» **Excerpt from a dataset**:
-------------------------

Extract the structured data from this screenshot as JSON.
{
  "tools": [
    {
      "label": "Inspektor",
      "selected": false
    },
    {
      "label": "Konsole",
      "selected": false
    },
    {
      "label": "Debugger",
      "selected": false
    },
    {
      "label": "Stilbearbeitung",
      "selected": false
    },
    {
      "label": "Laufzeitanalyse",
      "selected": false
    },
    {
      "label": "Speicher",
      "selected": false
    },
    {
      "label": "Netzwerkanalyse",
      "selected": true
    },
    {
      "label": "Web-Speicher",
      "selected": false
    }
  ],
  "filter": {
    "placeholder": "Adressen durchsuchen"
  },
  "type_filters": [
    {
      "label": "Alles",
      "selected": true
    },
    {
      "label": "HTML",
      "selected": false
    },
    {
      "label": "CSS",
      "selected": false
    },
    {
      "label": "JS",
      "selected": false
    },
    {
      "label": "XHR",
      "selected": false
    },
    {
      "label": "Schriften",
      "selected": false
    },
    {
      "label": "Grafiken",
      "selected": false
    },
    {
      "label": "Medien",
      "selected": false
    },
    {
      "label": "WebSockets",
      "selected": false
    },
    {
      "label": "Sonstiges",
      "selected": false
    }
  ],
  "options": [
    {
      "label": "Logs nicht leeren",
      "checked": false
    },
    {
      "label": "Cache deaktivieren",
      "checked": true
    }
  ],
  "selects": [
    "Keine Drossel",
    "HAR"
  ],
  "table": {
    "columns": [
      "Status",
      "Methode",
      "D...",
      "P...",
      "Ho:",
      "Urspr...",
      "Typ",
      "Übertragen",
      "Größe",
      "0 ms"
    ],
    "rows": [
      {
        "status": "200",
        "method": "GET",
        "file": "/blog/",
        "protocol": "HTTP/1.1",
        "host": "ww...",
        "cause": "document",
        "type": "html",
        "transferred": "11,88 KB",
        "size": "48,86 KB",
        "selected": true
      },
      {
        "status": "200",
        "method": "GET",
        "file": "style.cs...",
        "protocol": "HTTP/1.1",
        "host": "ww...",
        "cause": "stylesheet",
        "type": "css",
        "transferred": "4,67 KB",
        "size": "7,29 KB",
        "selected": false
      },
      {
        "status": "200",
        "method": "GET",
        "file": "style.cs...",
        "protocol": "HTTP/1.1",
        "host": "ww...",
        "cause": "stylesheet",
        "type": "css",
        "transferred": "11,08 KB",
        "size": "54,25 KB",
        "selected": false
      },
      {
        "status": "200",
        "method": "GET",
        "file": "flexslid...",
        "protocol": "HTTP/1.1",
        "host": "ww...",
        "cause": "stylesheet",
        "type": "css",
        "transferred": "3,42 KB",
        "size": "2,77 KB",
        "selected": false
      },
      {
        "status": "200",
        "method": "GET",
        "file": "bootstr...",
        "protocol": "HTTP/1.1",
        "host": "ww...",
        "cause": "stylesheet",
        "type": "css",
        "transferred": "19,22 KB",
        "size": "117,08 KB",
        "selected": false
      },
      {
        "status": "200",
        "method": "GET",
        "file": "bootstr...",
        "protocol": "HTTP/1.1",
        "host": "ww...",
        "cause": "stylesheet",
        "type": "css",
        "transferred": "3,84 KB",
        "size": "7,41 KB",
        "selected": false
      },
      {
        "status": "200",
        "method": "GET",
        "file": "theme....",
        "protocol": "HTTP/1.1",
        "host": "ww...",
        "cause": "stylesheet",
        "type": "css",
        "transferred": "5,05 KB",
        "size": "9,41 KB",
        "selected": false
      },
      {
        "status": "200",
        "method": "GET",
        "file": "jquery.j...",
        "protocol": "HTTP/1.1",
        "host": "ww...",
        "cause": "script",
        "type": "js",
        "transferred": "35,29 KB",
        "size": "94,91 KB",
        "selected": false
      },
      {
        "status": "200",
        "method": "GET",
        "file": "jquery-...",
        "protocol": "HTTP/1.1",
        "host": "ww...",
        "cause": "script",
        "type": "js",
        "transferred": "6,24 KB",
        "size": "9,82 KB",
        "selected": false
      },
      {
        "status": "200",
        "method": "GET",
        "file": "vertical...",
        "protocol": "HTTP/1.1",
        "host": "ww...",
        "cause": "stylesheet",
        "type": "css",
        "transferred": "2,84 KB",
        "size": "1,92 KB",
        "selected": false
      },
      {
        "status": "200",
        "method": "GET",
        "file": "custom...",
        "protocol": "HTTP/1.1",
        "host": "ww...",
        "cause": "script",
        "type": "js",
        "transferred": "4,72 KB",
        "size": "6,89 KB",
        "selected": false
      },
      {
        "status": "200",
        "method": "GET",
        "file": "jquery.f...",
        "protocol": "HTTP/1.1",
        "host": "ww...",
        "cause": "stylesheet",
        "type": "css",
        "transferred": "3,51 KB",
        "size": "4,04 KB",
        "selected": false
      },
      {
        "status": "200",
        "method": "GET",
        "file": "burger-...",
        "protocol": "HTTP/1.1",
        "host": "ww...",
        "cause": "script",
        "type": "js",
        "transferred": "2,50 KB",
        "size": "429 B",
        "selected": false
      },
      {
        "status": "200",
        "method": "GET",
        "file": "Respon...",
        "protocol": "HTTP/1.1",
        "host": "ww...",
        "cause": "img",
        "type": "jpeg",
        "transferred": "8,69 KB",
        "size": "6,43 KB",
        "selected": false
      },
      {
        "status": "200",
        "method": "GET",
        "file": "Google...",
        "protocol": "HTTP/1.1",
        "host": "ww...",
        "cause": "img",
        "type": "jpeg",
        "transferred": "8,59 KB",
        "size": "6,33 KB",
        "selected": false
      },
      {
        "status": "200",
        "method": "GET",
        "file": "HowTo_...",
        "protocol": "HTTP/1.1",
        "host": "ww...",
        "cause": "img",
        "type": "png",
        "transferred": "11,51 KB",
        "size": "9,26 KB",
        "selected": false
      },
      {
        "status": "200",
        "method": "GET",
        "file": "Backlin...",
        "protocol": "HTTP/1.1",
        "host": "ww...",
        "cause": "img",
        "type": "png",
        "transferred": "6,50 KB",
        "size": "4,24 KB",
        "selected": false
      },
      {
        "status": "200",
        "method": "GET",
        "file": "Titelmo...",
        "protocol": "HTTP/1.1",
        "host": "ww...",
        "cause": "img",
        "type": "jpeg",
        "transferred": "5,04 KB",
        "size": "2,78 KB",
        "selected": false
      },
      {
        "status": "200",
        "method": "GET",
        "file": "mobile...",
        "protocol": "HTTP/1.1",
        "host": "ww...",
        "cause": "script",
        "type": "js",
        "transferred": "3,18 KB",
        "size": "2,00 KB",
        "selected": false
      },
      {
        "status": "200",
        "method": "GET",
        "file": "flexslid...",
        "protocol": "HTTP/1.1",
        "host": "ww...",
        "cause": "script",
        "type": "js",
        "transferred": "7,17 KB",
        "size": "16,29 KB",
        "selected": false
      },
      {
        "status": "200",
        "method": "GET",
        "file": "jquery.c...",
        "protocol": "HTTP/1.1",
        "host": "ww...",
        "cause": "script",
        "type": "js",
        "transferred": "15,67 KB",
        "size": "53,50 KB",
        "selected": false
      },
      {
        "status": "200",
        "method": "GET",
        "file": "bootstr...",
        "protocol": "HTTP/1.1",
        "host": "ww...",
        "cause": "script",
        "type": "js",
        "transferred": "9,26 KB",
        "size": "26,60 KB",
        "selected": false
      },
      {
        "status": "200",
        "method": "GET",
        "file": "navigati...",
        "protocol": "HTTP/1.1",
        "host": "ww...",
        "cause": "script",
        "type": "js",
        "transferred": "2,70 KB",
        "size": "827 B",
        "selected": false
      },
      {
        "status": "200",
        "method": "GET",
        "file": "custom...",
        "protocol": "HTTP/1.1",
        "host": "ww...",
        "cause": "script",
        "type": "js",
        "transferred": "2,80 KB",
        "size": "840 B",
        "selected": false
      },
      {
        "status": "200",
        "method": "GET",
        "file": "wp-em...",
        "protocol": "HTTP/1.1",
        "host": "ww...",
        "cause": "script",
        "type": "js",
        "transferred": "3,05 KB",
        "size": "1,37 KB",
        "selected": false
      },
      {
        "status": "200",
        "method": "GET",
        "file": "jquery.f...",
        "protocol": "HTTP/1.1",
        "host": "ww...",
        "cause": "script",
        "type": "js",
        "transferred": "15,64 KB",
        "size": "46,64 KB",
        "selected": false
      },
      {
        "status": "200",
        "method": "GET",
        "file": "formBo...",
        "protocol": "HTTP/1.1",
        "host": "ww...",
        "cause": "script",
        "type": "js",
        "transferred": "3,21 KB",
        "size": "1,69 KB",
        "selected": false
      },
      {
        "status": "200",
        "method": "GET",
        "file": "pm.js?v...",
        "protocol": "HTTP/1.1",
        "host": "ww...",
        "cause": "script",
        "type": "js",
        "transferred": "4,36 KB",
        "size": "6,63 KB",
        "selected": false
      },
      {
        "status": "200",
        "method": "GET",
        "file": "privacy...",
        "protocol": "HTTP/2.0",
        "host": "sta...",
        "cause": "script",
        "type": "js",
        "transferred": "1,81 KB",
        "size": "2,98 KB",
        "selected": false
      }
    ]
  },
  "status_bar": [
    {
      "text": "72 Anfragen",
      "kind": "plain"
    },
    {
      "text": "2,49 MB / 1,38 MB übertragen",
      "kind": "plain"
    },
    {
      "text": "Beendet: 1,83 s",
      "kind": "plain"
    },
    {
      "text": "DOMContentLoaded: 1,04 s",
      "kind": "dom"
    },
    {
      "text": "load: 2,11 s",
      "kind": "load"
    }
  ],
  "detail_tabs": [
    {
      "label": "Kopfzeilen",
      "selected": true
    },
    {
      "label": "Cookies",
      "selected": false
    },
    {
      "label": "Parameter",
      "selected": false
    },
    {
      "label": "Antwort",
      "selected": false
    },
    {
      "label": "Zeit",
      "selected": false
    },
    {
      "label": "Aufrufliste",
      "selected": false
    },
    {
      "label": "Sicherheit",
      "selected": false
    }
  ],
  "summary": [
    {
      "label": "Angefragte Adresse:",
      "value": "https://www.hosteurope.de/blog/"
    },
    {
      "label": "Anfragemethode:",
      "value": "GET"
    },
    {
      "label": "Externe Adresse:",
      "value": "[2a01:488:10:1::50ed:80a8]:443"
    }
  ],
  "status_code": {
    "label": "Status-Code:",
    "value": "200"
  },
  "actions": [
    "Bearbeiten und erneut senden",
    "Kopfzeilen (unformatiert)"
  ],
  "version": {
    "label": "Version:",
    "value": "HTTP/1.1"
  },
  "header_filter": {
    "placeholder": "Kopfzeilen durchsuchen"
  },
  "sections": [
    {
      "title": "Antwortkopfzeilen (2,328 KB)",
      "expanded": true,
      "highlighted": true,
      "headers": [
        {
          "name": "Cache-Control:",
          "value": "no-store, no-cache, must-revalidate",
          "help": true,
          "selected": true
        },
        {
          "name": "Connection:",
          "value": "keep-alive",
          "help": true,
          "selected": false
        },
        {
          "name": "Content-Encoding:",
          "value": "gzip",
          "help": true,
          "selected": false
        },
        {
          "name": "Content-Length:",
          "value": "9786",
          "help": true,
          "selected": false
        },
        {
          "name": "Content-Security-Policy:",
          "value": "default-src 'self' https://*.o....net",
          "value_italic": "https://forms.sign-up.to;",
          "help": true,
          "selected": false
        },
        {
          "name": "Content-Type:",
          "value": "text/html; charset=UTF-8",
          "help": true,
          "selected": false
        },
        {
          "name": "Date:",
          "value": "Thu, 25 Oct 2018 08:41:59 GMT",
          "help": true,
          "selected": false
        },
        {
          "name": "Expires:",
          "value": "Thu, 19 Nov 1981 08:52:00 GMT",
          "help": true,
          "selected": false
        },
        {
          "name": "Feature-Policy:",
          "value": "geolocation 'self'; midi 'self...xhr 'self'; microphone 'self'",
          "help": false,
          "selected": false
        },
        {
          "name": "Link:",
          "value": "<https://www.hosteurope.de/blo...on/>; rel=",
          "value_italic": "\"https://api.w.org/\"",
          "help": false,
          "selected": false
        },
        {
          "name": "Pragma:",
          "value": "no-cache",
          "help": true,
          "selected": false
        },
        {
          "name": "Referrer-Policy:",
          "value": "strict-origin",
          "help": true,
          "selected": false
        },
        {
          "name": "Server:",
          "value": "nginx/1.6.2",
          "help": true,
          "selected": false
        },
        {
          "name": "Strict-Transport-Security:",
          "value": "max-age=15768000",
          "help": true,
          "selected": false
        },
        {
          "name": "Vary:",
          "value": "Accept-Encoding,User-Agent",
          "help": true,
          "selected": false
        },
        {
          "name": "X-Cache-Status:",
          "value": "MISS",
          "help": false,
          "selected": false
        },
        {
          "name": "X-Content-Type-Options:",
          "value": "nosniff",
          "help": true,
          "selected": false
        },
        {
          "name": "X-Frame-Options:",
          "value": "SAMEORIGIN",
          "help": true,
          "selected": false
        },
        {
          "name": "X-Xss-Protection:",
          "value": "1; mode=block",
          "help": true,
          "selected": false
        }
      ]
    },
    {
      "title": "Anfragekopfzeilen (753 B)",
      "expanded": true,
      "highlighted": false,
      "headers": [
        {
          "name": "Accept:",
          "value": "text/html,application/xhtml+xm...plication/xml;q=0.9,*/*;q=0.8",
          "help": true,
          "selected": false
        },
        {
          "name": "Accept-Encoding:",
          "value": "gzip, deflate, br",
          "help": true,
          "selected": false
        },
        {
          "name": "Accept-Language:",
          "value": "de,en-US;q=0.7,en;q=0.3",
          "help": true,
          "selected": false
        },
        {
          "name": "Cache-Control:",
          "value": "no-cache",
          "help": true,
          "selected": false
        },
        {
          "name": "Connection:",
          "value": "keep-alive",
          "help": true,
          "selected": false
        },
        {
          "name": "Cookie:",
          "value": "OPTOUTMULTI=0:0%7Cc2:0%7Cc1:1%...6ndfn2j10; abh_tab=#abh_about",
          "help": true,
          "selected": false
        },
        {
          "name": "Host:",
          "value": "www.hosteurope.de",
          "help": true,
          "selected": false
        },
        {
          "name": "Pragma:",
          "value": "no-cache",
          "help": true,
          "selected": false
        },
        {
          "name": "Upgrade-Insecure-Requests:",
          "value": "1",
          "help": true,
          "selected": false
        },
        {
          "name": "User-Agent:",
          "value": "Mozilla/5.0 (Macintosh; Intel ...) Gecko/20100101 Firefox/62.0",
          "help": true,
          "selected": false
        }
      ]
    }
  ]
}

-------------------------

» **Stated goal**: Select and copy each line from the data that includes the word "https".

» **Final result**:
      "value": "https://www.hosteurope.de/blog/"
          "value": "default-src 'self' https://*.o....net",
          "value_italic": "https://forms.sign-up.to;",
          "value": "<https://www.hosteurope.de/blo...on/>; rel=",
          "value_italic": "\"https://api.w.org/\"",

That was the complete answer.